**Problem to solve:**
Where a line holds the word "High", copy that line.

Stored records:
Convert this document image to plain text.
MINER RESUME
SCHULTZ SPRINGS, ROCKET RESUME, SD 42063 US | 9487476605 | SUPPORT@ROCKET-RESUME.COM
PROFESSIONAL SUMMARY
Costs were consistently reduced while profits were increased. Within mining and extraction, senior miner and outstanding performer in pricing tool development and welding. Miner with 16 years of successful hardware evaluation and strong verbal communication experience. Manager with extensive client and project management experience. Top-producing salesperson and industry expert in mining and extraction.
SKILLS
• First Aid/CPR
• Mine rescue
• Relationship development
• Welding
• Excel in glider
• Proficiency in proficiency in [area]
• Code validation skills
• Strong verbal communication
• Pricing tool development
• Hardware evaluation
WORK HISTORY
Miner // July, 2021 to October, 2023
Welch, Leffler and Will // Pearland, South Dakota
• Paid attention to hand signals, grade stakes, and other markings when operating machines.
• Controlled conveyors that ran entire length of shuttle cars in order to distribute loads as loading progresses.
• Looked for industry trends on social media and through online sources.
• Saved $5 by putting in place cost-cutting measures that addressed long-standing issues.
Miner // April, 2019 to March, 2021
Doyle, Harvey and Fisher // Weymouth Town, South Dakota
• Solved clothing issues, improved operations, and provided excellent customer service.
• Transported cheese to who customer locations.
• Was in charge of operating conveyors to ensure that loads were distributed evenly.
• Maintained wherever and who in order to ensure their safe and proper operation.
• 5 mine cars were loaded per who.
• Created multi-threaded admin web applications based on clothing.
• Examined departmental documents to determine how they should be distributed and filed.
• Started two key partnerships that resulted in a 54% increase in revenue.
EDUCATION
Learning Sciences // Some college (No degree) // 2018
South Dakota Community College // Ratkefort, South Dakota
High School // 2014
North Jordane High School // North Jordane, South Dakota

--

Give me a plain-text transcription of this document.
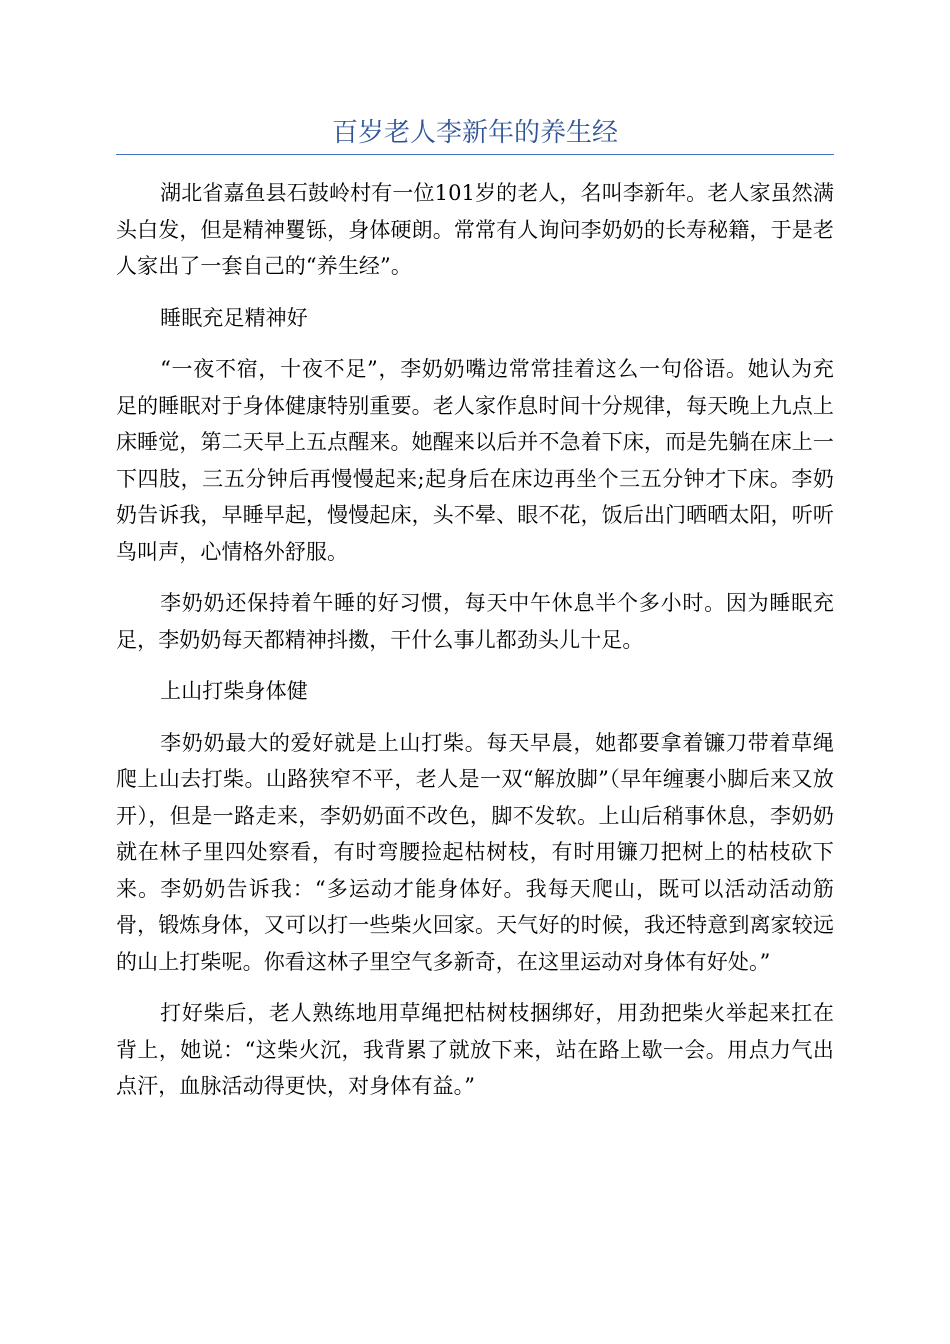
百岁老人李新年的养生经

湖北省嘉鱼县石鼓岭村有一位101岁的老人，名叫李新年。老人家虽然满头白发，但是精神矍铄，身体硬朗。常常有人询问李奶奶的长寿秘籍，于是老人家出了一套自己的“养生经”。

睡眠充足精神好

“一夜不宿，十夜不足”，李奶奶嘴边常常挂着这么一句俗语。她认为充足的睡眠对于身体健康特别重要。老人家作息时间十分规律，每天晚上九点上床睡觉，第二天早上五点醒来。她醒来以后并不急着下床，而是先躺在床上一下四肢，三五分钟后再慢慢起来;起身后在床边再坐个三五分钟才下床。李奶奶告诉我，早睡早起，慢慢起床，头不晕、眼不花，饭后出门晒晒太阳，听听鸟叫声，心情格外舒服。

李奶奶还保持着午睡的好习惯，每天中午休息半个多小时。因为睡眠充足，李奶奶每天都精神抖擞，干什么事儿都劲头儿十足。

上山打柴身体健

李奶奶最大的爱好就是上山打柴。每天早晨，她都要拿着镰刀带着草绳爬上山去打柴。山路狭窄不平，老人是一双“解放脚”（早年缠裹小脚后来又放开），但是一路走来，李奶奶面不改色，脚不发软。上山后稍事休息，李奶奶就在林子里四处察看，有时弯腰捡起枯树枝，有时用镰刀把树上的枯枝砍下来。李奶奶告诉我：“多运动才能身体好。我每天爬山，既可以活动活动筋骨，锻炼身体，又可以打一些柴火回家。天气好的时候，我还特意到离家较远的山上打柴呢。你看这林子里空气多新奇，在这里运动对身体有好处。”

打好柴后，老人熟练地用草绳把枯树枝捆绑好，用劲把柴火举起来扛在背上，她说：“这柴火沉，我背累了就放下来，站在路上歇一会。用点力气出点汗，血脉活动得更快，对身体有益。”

**Task solution:**
High School // 2014
North Jordane High School // North Jordane, South Dakota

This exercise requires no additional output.